---------- Input ----------

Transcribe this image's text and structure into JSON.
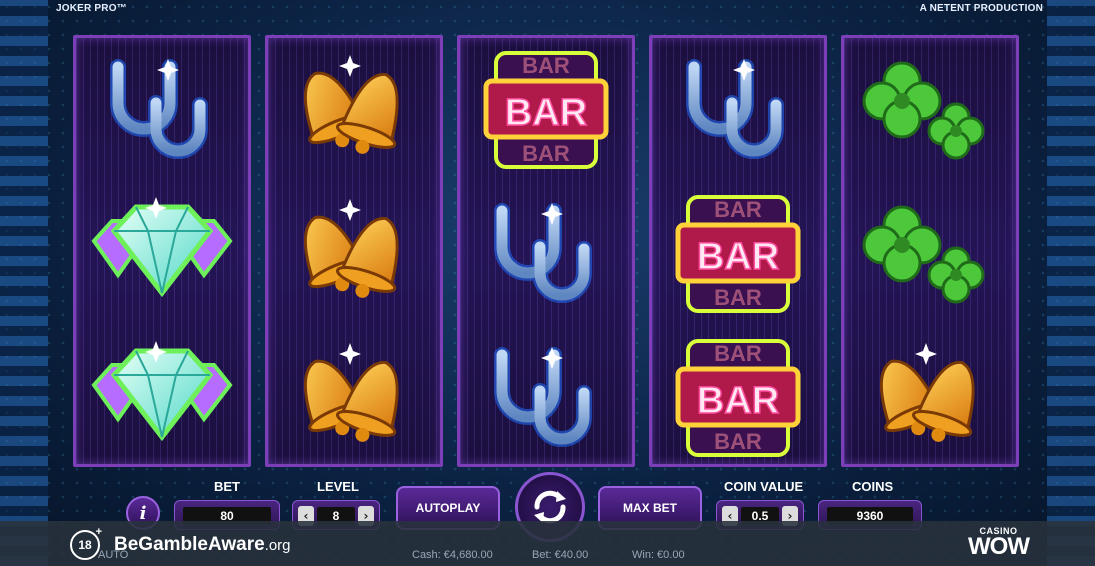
{
  "header": {
    "game_title": "JOKER PRO™",
    "producer": "A NETENT PRODUCTION"
  },
  "reels": [
    [
      "horseshoe",
      "diamond",
      "diamond"
    ],
    [
      "bells",
      "bells",
      "bells"
    ],
    [
      "bar",
      "horseshoe",
      "horseshoe"
    ],
    [
      "horseshoe",
      "bar",
      "bar"
    ],
    [
      "clover",
      "clover",
      "bells"
    ]
  ],
  "symbol_text": {
    "bar": "BAR"
  },
  "controls": {
    "info_label": "i",
    "bet": {
      "label": "BET",
      "value": "80"
    },
    "level": {
      "label": "LEVEL",
      "value": "8",
      "dec": "‹",
      "inc": "›"
    },
    "autoplay": "AUTOPLAY",
    "max_bet": "MAX BET",
    "coin_value": {
      "label": "COIN VALUE",
      "value": "0.5",
      "dec": "‹",
      "inc": "›"
    },
    "coins": {
      "label": "COINS",
      "value": "9360"
    }
  },
  "status": {
    "auto": "AUTO",
    "cash": "Cash: €4,680.00",
    "bet": "Bet: €40.00",
    "win": "Win: €0.00"
  },
  "footer": {
    "age": "18",
    "age_plus": "+",
    "gamble_aware_main": "BeGambleAware",
    "gamble_aware_org": ".org",
    "casino_small": "CASINO",
    "casino_big": "WOW"
  },
  "colors": {
    "reel_border": "#7c3fb8",
    "reel_bg": "#241455",
    "panel_button": "#5a2a98"
  }
}
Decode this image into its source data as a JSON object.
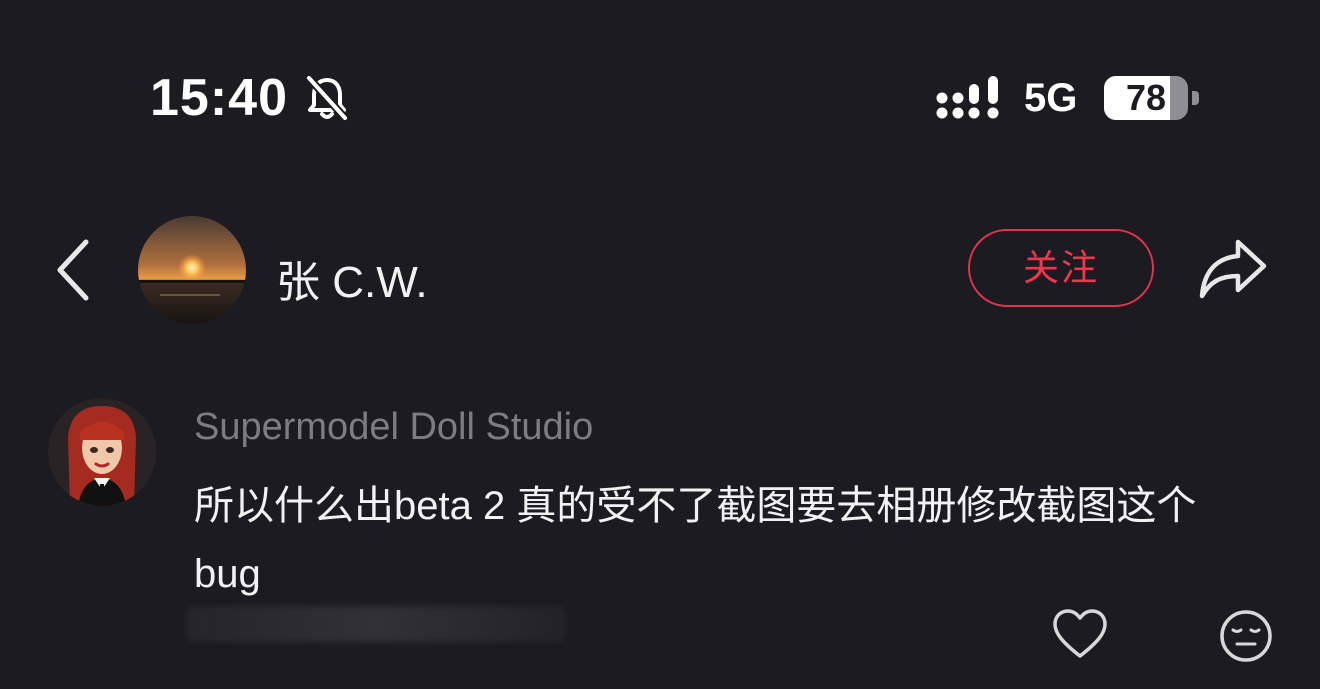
{
  "status_bar": {
    "time": "15:40",
    "network": "5G",
    "battery_level": "78",
    "battery_fraction": 0.78,
    "icons": [
      "bell-slash-icon",
      "signal-icon",
      "battery-icon"
    ]
  },
  "header": {
    "username": "张 C.W.",
    "follow_label": "关注",
    "icons": [
      "chevron-left-icon",
      "share-icon"
    ]
  },
  "comment": {
    "author": "Supermodel Doll Studio",
    "text": "所以什么出beta 2 真的受不了截图要去相册修改截图这个 bug",
    "icons": [
      "heart-icon",
      "emoji-reaction-icon"
    ]
  },
  "colors": {
    "background": "#1c1b21",
    "accent_red": "#f0364e",
    "secondary_text": "#7d7b83",
    "primary_text": "#f2f2f2"
  }
}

----------

Leave out the pictures and retype every line above exactly.

Transcribe this image's text and structure into JSON.
{
  "header": {
    "game_title": "JOKER PRO™",
    "producer": "A NETENT PRODUCTION"
  },
  "reels": [
    [
      "horseshoe",
      "diamond",
      "diamond"
    ],
    [
      "bells",
      "bells",
      "bells"
    ],
    [
      "bar",
      "horseshoe",
      "horseshoe"
    ],
    [
      "horseshoe",
      "bar",
      "bar"
    ],
    [
      "clover",
      "clover",
      "bells"
    ]
  ],
  "symbol_text": {
    "bar": "BAR"
  },
  "controls": {
    "info_label": "i",
    "bet": {
      "label": "BET",
      "value": "80"
    },
    "level": {
      "label": "LEVEL",
      "value": "8",
      "dec": "‹",
      "inc": "›"
    },
    "autoplay": "AUTOPLAY",
    "max_bet": "MAX BET",
    "coin_value": {
      "label": "COIN VALUE",
      "value": "0.5",
      "dec": "‹",
      "inc": "›"
    },
    "coins": {
      "label": "COINS",
      "value": "9360"
    }
  },
  "status": {
    "auto": "AUTO",
    "cash": "Cash: €4,680.00",
    "bet": "Bet: €40.00",
    "win": "Win: €0.00"
  },
  "footer": {
    "age": "18",
    "age_plus": "+",
    "gamble_aware_main": "BeGambleAware",
    "gamble_aware_org": ".org",
    "casino_small": "CASINO",
    "casino_big": "WOW"
  },
  "colors": {
    "reel_border": "#7c3fb8",
    "reel_bg": "#241455",
    "panel_button": "#5a2a98"
  }
}
Decode this image into its source data as a JSON object.
{
  "status_bar": {
    "time": "15:40",
    "network": "5G",
    "battery_level": "78",
    "battery_fraction": 0.78,
    "icons": [
      "bell-slash-icon",
      "signal-icon",
      "battery-icon"
    ]
  },
  "header": {
    "username": "张 C.W.",
    "follow_label": "关注",
    "icons": [
      "chevron-left-icon",
      "share-icon"
    ]
  },
  "comment": {
    "author": "Supermodel Doll Studio",
    "text": "所以什么出beta 2 真的受不了截图要去相册修改截图这个 bug",
    "icons": [
      "heart-icon",
      "emoji-reaction-icon"
    ]
  },
  "colors": {
    "background": "#1c1b21",
    "accent_red": "#f0364e",
    "secondary_text": "#7d7b83",
    "primary_text": "#f2f2f2"
  }
}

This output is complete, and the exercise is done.